Below is a listing. Gather each line of it that contains "чтоб".

(Source records)
━━━━━━━━━━

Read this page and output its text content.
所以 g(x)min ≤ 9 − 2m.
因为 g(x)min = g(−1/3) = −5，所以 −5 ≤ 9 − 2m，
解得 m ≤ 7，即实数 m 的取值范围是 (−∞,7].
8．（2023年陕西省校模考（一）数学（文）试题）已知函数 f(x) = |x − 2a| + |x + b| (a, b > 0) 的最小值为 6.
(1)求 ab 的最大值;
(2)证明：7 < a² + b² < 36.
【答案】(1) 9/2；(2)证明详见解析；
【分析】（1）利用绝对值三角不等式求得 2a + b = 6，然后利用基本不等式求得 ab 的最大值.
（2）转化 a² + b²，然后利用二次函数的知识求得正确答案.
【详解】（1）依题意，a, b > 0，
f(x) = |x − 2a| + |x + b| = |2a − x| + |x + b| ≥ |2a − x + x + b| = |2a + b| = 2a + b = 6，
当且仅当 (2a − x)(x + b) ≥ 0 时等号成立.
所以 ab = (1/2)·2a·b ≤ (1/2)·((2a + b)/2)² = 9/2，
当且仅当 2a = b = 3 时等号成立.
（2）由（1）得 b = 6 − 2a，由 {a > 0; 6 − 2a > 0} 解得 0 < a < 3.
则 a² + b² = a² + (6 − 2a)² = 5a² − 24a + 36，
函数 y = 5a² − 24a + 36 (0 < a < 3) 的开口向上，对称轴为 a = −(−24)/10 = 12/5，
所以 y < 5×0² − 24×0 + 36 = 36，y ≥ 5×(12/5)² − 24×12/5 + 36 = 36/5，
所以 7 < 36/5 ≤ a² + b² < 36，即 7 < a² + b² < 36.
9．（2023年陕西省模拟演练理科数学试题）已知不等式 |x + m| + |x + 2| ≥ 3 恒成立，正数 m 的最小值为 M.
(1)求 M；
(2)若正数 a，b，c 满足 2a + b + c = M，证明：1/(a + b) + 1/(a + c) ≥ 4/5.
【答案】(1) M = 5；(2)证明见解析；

━━━━━━━━━━

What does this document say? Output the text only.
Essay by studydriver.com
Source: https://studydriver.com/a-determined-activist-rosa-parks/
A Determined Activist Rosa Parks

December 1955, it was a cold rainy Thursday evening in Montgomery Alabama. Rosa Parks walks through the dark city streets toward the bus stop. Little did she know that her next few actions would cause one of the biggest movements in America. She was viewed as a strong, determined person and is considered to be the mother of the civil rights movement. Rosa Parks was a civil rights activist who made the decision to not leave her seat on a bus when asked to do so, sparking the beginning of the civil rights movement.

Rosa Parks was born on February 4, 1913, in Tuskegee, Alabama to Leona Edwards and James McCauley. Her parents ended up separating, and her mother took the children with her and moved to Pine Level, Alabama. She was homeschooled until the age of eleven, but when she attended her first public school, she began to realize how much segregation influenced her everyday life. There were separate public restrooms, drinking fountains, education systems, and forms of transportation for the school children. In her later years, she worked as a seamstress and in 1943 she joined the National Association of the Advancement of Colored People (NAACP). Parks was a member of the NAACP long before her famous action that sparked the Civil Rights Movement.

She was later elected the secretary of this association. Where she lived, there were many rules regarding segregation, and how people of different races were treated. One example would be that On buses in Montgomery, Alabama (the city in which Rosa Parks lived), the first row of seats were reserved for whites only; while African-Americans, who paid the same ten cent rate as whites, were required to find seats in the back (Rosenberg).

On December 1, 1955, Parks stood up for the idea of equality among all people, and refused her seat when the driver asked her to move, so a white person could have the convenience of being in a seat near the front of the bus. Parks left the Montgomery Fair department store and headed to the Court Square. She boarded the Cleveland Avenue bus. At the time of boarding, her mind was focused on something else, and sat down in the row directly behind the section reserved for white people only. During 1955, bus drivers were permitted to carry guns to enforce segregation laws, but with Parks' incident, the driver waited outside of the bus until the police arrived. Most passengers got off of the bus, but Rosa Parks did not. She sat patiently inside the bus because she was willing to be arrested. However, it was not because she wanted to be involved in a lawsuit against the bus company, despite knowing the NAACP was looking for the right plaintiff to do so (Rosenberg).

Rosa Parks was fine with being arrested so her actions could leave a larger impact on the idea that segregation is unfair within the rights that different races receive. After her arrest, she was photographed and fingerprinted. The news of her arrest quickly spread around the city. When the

━━━━━━━━━━

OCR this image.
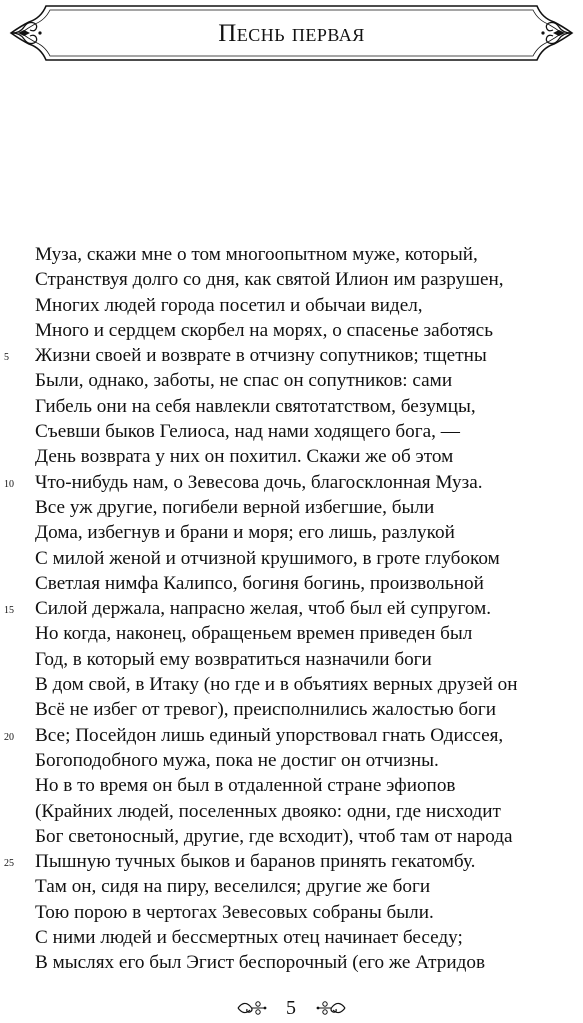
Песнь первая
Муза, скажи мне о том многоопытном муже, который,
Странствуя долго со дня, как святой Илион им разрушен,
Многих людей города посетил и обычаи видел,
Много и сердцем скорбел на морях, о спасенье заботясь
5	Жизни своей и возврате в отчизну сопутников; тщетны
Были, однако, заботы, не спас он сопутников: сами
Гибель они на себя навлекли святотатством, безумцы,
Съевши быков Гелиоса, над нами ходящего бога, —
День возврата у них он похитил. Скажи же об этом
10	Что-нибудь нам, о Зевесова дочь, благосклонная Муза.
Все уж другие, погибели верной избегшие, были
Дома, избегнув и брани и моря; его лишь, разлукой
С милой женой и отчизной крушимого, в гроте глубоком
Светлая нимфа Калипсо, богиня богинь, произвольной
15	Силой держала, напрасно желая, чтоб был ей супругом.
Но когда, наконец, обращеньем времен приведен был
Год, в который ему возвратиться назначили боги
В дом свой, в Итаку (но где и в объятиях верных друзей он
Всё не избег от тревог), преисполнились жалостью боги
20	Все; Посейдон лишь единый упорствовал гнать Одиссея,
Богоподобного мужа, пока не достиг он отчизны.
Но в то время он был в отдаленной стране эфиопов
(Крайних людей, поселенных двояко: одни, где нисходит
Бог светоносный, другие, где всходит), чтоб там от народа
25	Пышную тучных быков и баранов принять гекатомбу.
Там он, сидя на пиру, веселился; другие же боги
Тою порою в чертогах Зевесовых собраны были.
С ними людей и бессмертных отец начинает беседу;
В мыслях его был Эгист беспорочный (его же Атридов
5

━━━━━━━━━━

** Written reply **
15	Силой держала, напрасно желая, чтоб был ей супругом.
Бог светоносный, другие, где всходит), чтоб там от народа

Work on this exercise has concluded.